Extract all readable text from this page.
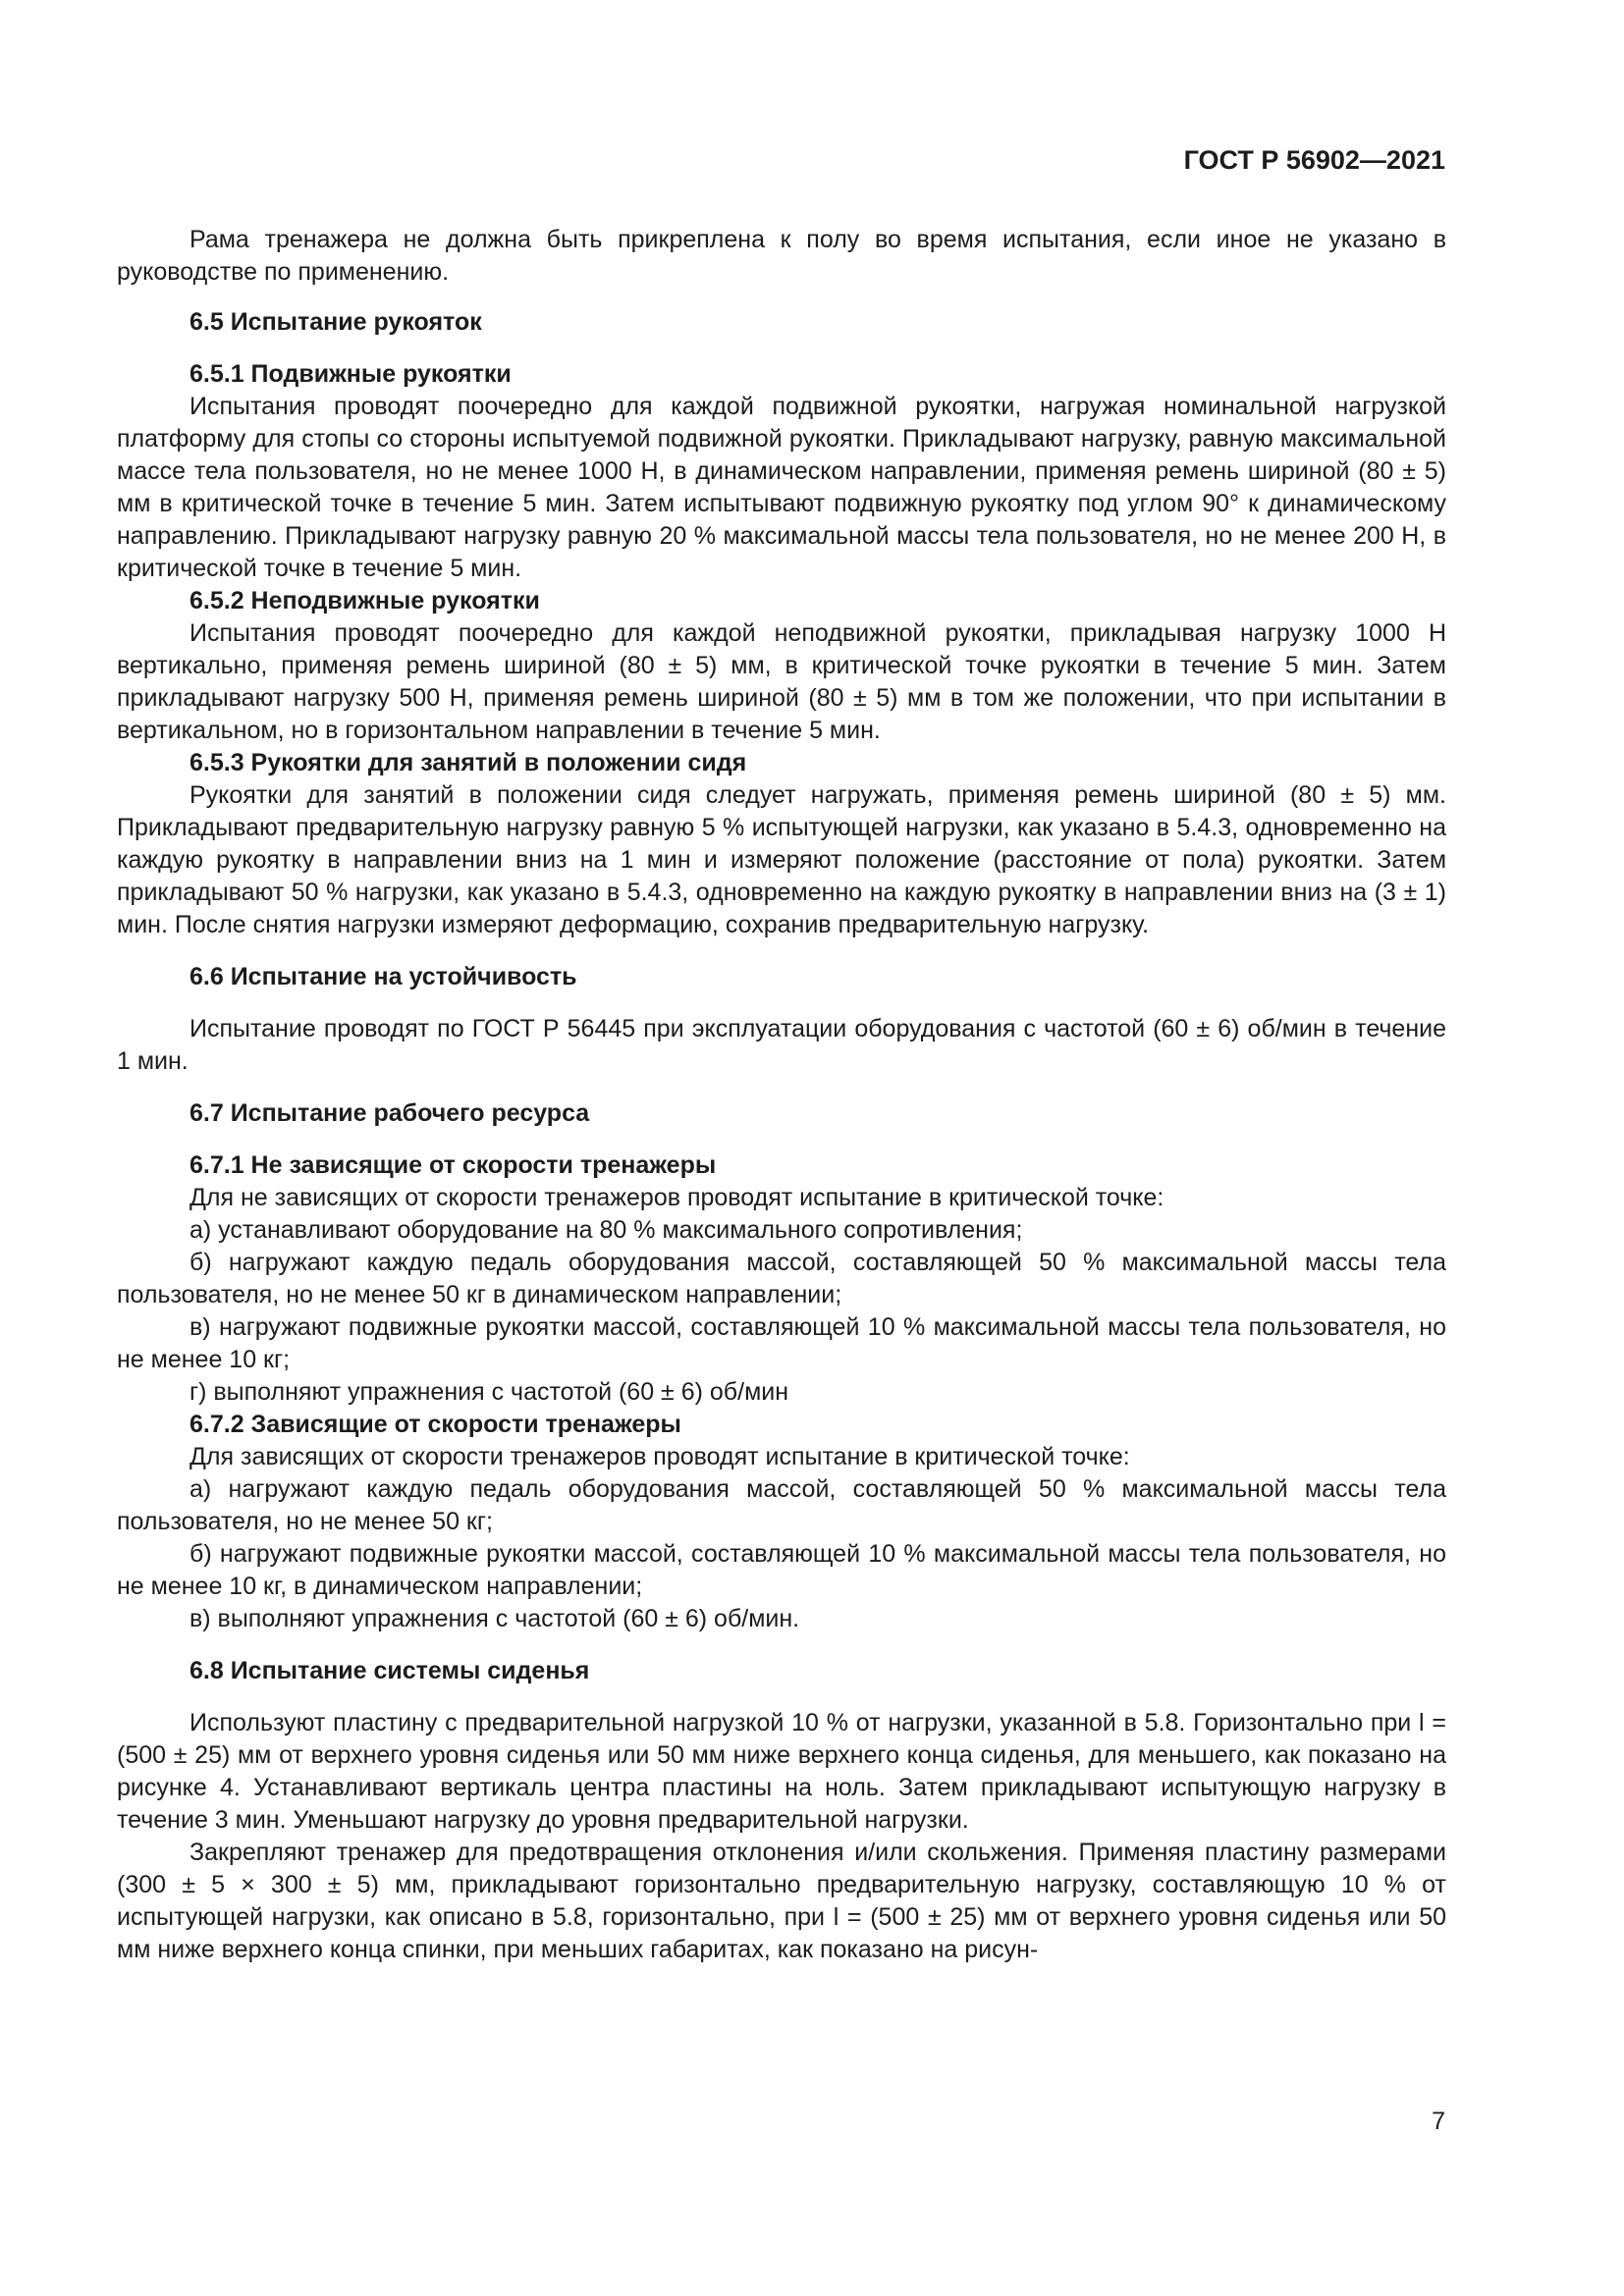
ГОСТ Р 56902—2021

Рама тренажера не должна быть прикреплена к полу во время испытания, если иное не указано в руководстве по применению.

6.5 Испытание рукояток
6.5.1 Подвижные рукоятки

Испытания проводят поочередно для каждой подвижной рукоятки, нагружая номинальной нагрузкой платформу для стопы со стороны испытуемой подвижной рукоятки. Прикладывают нагрузку, равную максимальной массе тела пользователя, но не менее 1000 Н, в динамическом направлении, применяя ремень шириной (80 ± 5) мм в критической точке в течение 5 мин. Затем испытывают подвижную рукоятку под углом 90° к динамическому направлению. Прикладывают нагрузку равную 20 % максимальной массы тела пользователя, но не менее 200 Н, в критической точке в течение 5 мин.

6.5.2 Неподвижные рукоятки

Испытания проводят поочередно для каждой неподвижной рукоятки, прикладывая нагрузку 1000 Н вертикально, применяя ремень шириной (80 ± 5) мм, в критической точке рукоятки в течение 5 мин. Затем прикладывают нагрузку 500 Н, применяя ремень шириной (80 ± 5) мм в том же положении, что при испытании в вертикальном, но в горизонтальном направлении в течение 5 мин.

6.5.3 Рукоятки для занятий в положении сидя

Рукоятки для занятий в положении сидя следует нагружать, применяя ремень шириной (80 ± 5) мм. Прикладывают предварительную нагрузку равную 5 % испытующей нагрузки, как указано в 5.4.3, одновременно на каждую рукоятку в направлении вниз на 1 мин и измеряют положение (расстояние от пола) рукоятки. Затем прикладывают 50 % нагрузки, как указано в 5.4.3, одновременно на каждую рукоятку в направлении вниз на (3 ± 1) мин. После снятия нагрузки измеряют деформацию, сохранив предварительную нагрузку.

6.6 Испытание на устойчивость

Испытание проводят по ГОСТ Р 56445 при эксплуатации оборудования с частотой (60 ± 6) об/мин в течение 1 мин.

6.7 Испытание рабочего ресурса
6.7.1 Не зависящие от скорости тренажеры

Для не зависящих от скорости тренажеров проводят испытание в критической точке:

а) устанавливают оборудование на 80 % максимального сопротивления;

б) нагружают каждую педаль оборудования массой, составляющей 50 % максимальной массы тела пользователя, но не менее 50 кг в динамическом направлении;

в) нагружают подвижные рукоятки массой, составляющей 10 % максимальной массы тела пользователя, но не менее 10 кг;

г) выполняют упражнения с частотой (60 ± 6) об/мин

6.7.2 Зависящие от скорости тренажеры

Для зависящих от скорости тренажеров проводят испытание в критической точке:

а) нагружают каждую педаль оборудования массой, составляющей 50 % максимальной массы тела пользователя, но не менее 50 кг;

б) нагружают подвижные рукоятки массой, составляющей 10 % максимальной массы тела пользователя, но не менее 10 кг, в динамическом направлении;

в) выполняют упражнения с частотой (60 ± 6) об/мин.

6.8 Испытание системы сиденья

Используют пластину с предварительной нагрузкой 10 % от нагрузки, указанной в 5.8. Горизонтально при l = (500 ± 25) мм от верхнего уровня сиденья или 50 мм ниже верхнего конца сиденья, для меньшего, как показано на рисунке 4. Устанавливают вертикаль центра пластины на ноль. Затем прикладывают испытующую нагрузку в течение 3 мин. Уменьшают нагрузку до уровня предварительной нагрузки.

Закрепляют тренажер для предотвращения отклонения и/или скольжения. Применяя пластину размерами (300 ± 5 × 300 ± 5) мм, прикладывают горизонтально предварительную нагрузку, составляющую 10 % от испытующей нагрузки, как описано в 5.8, горизонтально, при l = (500 ± 25) мм от верхнего уровня сиденья или 50 мм ниже верхнего конца спинки, при меньших габаритах, как показано на рисун-

7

WHAT NEEDS TO BE DONE: Print all of the entries word for word. Omit the pictures they contain.

SOLUTION FOR THIS TASK:
Extract all readable text from this page.
ГОСТ Р 56902—2021

Рама тренажера не должна быть прикреплена к полу во время испытания, если иное не указано в руководстве по применению.

6.5 Испытание рукояток
6.5.1 Подвижные рукоятки

Испытания проводят поочередно для каждой подвижной рукоятки, нагружая номинальной нагрузкой платформу для стопы со стороны испытуемой подвижной рукоятки. Прикладывают нагрузку, равную максимальной массе тела пользователя, но не менее 1000 Н, в динамическом направлении, применяя ремень шириной (80 ± 5) мм в критической точке в течение 5 мин. Затем испытывают подвижную рукоятку под углом 90° к динамическому направлению. Прикладывают нагрузку равную 20 % максимальной массы тела пользователя, но не менее 200 Н, в критической точке в течение 5 мин.

6.5.2 Неподвижные рукоятки

Испытания проводят поочередно для каждой неподвижной рукоятки, прикладывая нагрузку 1000 Н вертикально, применяя ремень шириной (80 ± 5) мм, в критической точке рукоятки в течение 5 мин. Затем прикладывают нагрузку 500 Н, применяя ремень шириной (80 ± 5) мм в том же положении, что при испытании в вертикальном, но в горизонтальном направлении в течение 5 мин.

6.5.3 Рукоятки для занятий в положении сидя

Рукоятки для занятий в положении сидя следует нагружать, применяя ремень шириной (80 ± 5) мм. Прикладывают предварительную нагрузку равную 5 % испытующей нагрузки, как указано в 5.4.3, одновременно на каждую рукоятку в направлении вниз на 1 мин и измеряют положение (расстояние от пола) рукоятки. Затем прикладывают 50 % нагрузки, как указано в 5.4.3, одновременно на каждую рукоятку в направлении вниз на (3 ± 1) мин. После снятия нагрузки измеряют деформацию, сохранив предварительную нагрузку.

6.6 Испытание на устойчивость

Испытание проводят по ГОСТ Р 56445 при эксплуатации оборудования с частотой (60 ± 6) об/мин в течение 1 мин.

6.7 Испытание рабочего ресурса
6.7.1 Не зависящие от скорости тренажеры

Для не зависящих от скорости тренажеров проводят испытание в критической точке:

а) устанавливают оборудование на 80 % максимального сопротивления;

б) нагружают каждую педаль оборудования массой, составляющей 50 % максимальной массы тела пользователя, но не менее 50 кг в динамическом направлении;

в) нагружают подвижные рукоятки массой, составляющей 10 % максимальной массы тела пользователя, но не менее 10 кг;

г) выполняют упражнения с частотой (60 ± 6) об/мин

6.7.2 Зависящие от скорости тренажеры

Для зависящих от скорости тренажеров проводят испытание в критической точке:

а) нагружают каждую педаль оборудования массой, составляющей 50 % максимальной массы тела пользователя, но не менее 50 кг;

б) нагружают подвижные рукоятки массой, составляющей 10 % максимальной массы тела пользователя, но не менее 10 кг, в динамическом направлении;

в) выполняют упражнения с частотой (60 ± 6) об/мин.

6.8 Испытание системы сиденья

Используют пластину с предварительной нагрузкой 10 % от нагрузки, указанной в 5.8. Горизонтально при l = (500 ± 25) мм от верхнего уровня сиденья или 50 мм ниже верхнего конца сиденья, для меньшего, как показано на рисунке 4. Устанавливают вертикаль центра пластины на ноль. Затем прикладывают испытующую нагрузку в течение 3 мин. Уменьшают нагрузку до уровня предварительной нагрузки.

Закрепляют тренажер для предотвращения отклонения и/или скольжения. Применяя пластину размерами (300 ± 5 × 300 ± 5) мм, прикладывают горизонтально предварительную нагрузку, составляющую 10 % от испытующей нагрузки, как описано в 5.8, горизонтально, при l = (500 ± 25) мм от верхнего уровня сиденья или 50 мм ниже верхнего конца спинки, при меньших габаритах, как показано на рисун-

7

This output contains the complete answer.